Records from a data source
######
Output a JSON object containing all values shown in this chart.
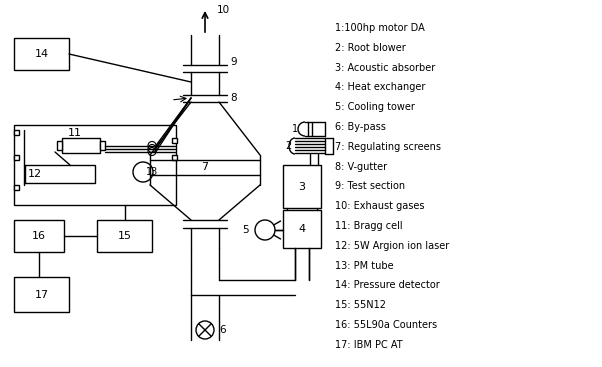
{
  "background_color": "#ffffff",
  "line_color": "#000000",
  "legend_items": [
    "1:100hp motor DA",
    "2: Root blower",
    "3: Acoustic absorber",
    "4: Heat exchanger",
    "5: Cooling tower",
    "6: By-pass",
    "7: Regulating screens",
    "8: V-gutter",
    "9: Test section",
    "10: Exhaust gases",
    "11: Bragg cell",
    "12: 5W Argion ion laser",
    "13: PM tube",
    "14: Pressure detector",
    "15: 55N12",
    "16: 55L90a Counters",
    "17: IBM PC AT"
  ],
  "fig_width": 6.02,
  "fig_height": 3.67,
  "dpi": 100
}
######
Stated problem → Reproduce the material in its entirety and word for word, without the pictures.

The result →
Output a JSON object containing all values shown in this chart.
{
  "background_color": "#ffffff",
  "line_color": "#000000",
  "legend_items": [
    "1:100hp motor DA",
    "2: Root blower",
    "3: Acoustic absorber",
    "4: Heat exchanger",
    "5: Cooling tower",
    "6: By-pass",
    "7: Regulating screens",
    "8: V-gutter",
    "9: Test section",
    "10: Exhaust gases",
    "11: Bragg cell",
    "12: 5W Argion ion laser",
    "13: PM tube",
    "14: Pressure detector",
    "15: 55N12",
    "16: 55L90a Counters",
    "17: IBM PC AT"
  ],
  "fig_width": 6.02,
  "fig_height": 3.67,
  "dpi": 100
}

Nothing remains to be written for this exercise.